--- begin Source records ---
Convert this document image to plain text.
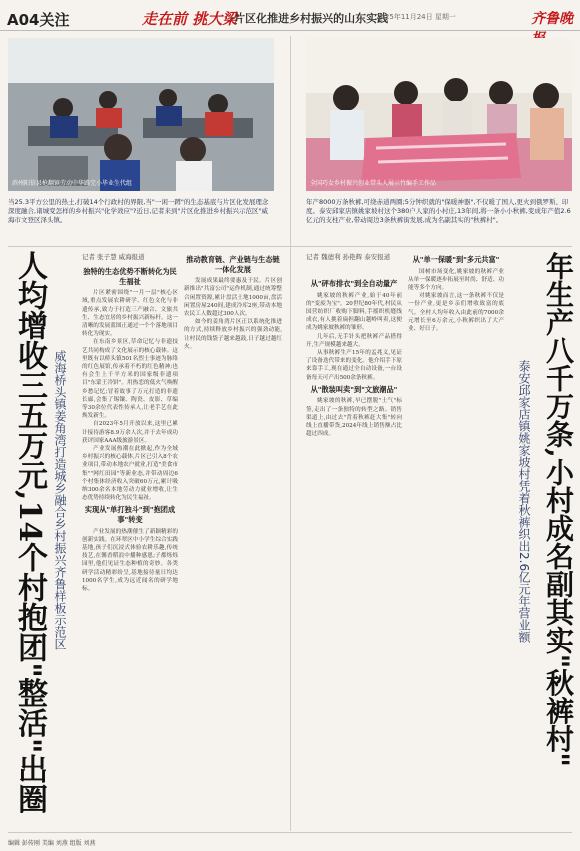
A04关注	走在前 挑大梁
·片区化推进乡村振兴的山东实践
2025年11月24日 星期一	齐鲁晚
滨州阳信县枪翻镇劳动中华路完小毕业生代组	全国巧女乡村振兴创业带头人展示竹编手工作品
当25.3平方公里的热土,打破14个行政村的界限,当"一闲一蹲"的生态基底与片区化发展理念深度融合,诸城变怎样的乡村振兴"化学效应"?近日,记者来到"片区化推进乡村振兴示范区"威海市文登区泽头镇。
年产8000万条秋裤,可绕赤道两圈;5分钟织就的"保暖神器",不仅暖了国人,更火到俄罗斯、印度。泰安邱家店镇姚家坡村这个380户人家的小村庄,13年间,将一条小小秋裤,变成年产值2.6亿元的支柱产业,带动周边3条秋裤街发展,成为名副其实的"秋裤村"。
人均增收三五万元,14个村抱团"整活"出圈 威海桥头镇姜角湾打造城乡融合乡村振兴齐鲁样板示范区
记者 张子慧 威海报道
独特的生态优势不断转化为民生福祉

片区紧密围绕"一月一层"核心区域,重点发展农耕研学、红色文化与非遗传承,致力于打造三产融合、文旅共生、生态宜居的乡村振兴新标杆。这一清晰的发展蓝图正通过一个个落地项目转化为现实。

在东南乡景区,草命记忆与非遗技艺共同构成了文化展示的核心载体。这里既有以桥头镇501名烈士事迹为脉络的红色展馆,传承着不朽的红色精神;也有会生上千平方米的国家级非遗项目"东蒙王冷饼"。用热恋的低火气唤醒乡愁记忆;冒着故事了万元打造的非遗长廊,会集了锡镶、陶瓷、皮影、草编等30余位代表性传承人,让老手艺在此焕发新生。

自2023年5月开放以来,这里已累计接待游客8.9万余人次,并于去年成功获评国家AAA级旅游景区。

产业发展热潮在此掀起,作为全域乡村振兴的核心载体,片区已引入8个农业项目,带动本地农户就业,打造"美食市集""网红田园"等新业态,并带动周边6个村集体经济收入突破60万元,累计吸纳300余名本地劳动力就业增收,让生态优势持续转化为民生福祉。

实现从"单打独斗"到"抱团成事"转变

产业发展的热潮催生了新颖精彩的创新实践。在环翠区中小学生综合实践基地,孩子们沉浸式体验农耕乐趣,传统技艺,在馨香稻浪中播种感恩;子都烁烁园里,他们见证生态种植的奇妙。各类研学活动精彩纷呈,基地接待量日均达1000名学生,成为远近闻名的研学地标。

推动教育链、产业链与生态链一体化发展

发展成果最终要惠及于民。片区创新推出"共富公司"运作机制,通过统筹整合闲置资源,累计盘活土地1000亩,盘活闲置房屋240间,建成冷库2座,带动本地农民工人数超过300人次。

如今的姜角湾片区正以系统化推进的方式,持续释放乡村振兴的强劲动能,让村民的钱袋子越来越鼓,日子越过越红火。

记者 魏德利 孙艳辉 泰安报道
从"砰布排衣"到全自动量产

姚家坡的秋裤产业,始于40年前的"变废为宝"。20世纪80年代,村民从国营纺织厂收购下脚料,手摇织机缝线成衣,有人挑着扁担翻山越岭叫卖,这便成为姚家坡秋裤的雏形。

几年后,无手针头把秋裤产品搭得开,生产规模越来越大。

从事秋裤生产15年的孟兆义,见证了设备迭代带来的变化。他介绍手下原来靠手工,现在通过全自动设备,一台设备每天可产出500余条秋裤。

从"散装叫卖"到"文旅潮品"

姚家坡的秋裤,早已摆脱"土气"标签,走出了一条独特的转型之路。销售渠道上,由过去"背着秋裤赶大集"转向线上直播带货,2024年线上销售额占比超过四成。

从"单一保暖"到"多元共富"

国树市场变化,姚家坡的秋裤产业从单一保暖逐步拓展至时尚、舒适、功能等多个方向。

对姚家坡而言,这一条秋裤不仅是一份产业,更是乡亲们增收致富的底气。全村人均年收入由此前的7000余元增长至6万余元,小秋裤织出了大产业、好日子。	年生产八千万条,小村成名副其实"秋裤村"
泰安邱家店镇姚家坡村凭着秋裤织出2.6亿元年营业额
编辑 彭传刚 美编 刘燕 组版 刘燕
--- end Source records ---
Quote each line of the listing exactly, but leave the pictures out.

Convert this document image to plain text.
A04关注	走在前 挑大梁
·片区化推进乡村振兴的山东实践
2025年11月24日 星期一	齐鲁晚
滨州阳信县枪翻镇劳动中华路完小毕业生代组	全国巧女乡村振兴创业带头人展示竹编手工作品
当25.3平方公里的热土,打破14个行政村的界限,当"一闲一蹲"的生态基底与片区化发展理念深度融合,诸城变怎样的乡村振兴"化学效应"?近日,记者来到"片区化推进乡村振兴示范区"威海市文登区泽头镇。
年产8000万条秋裤,可绕赤道两圈;5分钟织就的"保暖神器",不仅暖了国人,更火到俄罗斯、印度。泰安邱家店镇姚家坡村这个380户人家的小村庄,13年间,将一条小小秋裤,变成年产值2.6亿元的支柱产业,带动周边3条秋裤街发展,成为名副其实的"秋裤村"。
人均增收三五万元,14个村抱团"整活"出圈 威海桥头镇姜角湾打造城乡融合乡村振兴齐鲁样板示范区
记者 张子慧 威海报道
独特的生态优势不断转化为民生福祉

片区紧密围绕"一月一层"核心区域,重点发展农耕研学、红色文化与非遗传承,致力于打造三产融合、文旅共生、生态宜居的乡村振兴新标杆。这一清晰的发展蓝图正通过一个个落地项目转化为现实。

在东南乡景区,草命记忆与非遗技艺共同构成了文化展示的核心载体。这里既有以桥头镇501名烈士事迹为脉络的红色展馆,传承着不朽的红色精神;也有会生上千平方米的国家级非遗项目"东蒙王冷饼"。用热恋的低火气唤醒乡愁记忆;冒着故事了万元打造的非遗长廊,会集了锡镶、陶瓷、皮影、草编等30余位代表性传承人,让老手艺在此焕发新生。

自2023年5月开放以来,这里已累计接待游客8.9万余人次,并于去年成功获评国家AAA级旅游景区。

产业发展热潮在此掀起,作为全域乡村振兴的核心载体,片区已引入8个农业项目,带动本地农户就业,打造"美食市集""网红田园"等新业态,并带动周边6个村集体经济收入突破60万元,累计吸纳300余名本地劳动力就业增收,让生态优势持续转化为民生福祉。

实现从"单打独斗"到"抱团成事"转变

产业发展的热潮催生了新颖精彩的创新实践。在环翠区中小学生综合实践基地,孩子们沉浸式体验农耕乐趣,传统技艺,在馨香稻浪中播种感恩;子都烁烁园里,他们见证生态种植的奇妙。各类研学活动精彩纷呈,基地接待量日均达1000名学生,成为远近闻名的研学地标。

推动教育链、产业链与生态链一体化发展

发展成果最终要惠及于民。片区创新推出"共富公司"运作机制,通过统筹整合闲置资源,累计盘活土地1000亩,盘活闲置房屋240间,建成冷库2座,带动本地农民工人数超过300人次。

如今的姜角湾片区正以系统化推进的方式,持续释放乡村振兴的强劲动能,让村民的钱袋子越来越鼓,日子越过越红火。

记者 魏德利 孙艳辉 泰安报道
从"砰布排衣"到全自动量产

姚家坡的秋裤产业,始于40年前的"变废为宝"。20世纪80年代,村民从国营纺织厂收购下脚料,手摇织机缝线成衣,有人挑着扁担翻山越岭叫卖,这便成为姚家坡秋裤的雏形。

几年后,无手针头把秋裤产品搭得开,生产规模越来越大。

从事秋裤生产15年的孟兆义,见证了设备迭代带来的变化。他介绍手下原来靠手工,现在通过全自动设备,一台设备每天可产出500余条秋裤。

从"散装叫卖"到"文旅潮品"

姚家坡的秋裤,早已摆脱"土气"标签,走出了一条独特的转型之路。销售渠道上,由过去"背着秋裤赶大集"转向线上直播带货,2024年线上销售额占比超过四成。

从"单一保暖"到"多元共富"

国树市场变化,姚家坡的秋裤产业从单一保暖逐步拓展至时尚、舒适、功能等多个方向。

对姚家坡而言,这一条秋裤不仅是一份产业,更是乡亲们增收致富的底气。全村人均年收入由此前的7000余元增长至6万余元,小秋裤织出了大产业、好日子。	年生产八千万条,小村成名副其实"秋裤村"
泰安邱家店镇姚家坡村凭着秋裤织出2.6亿元年营业额
编辑 彭传刚 美编 刘燕 组版 刘燕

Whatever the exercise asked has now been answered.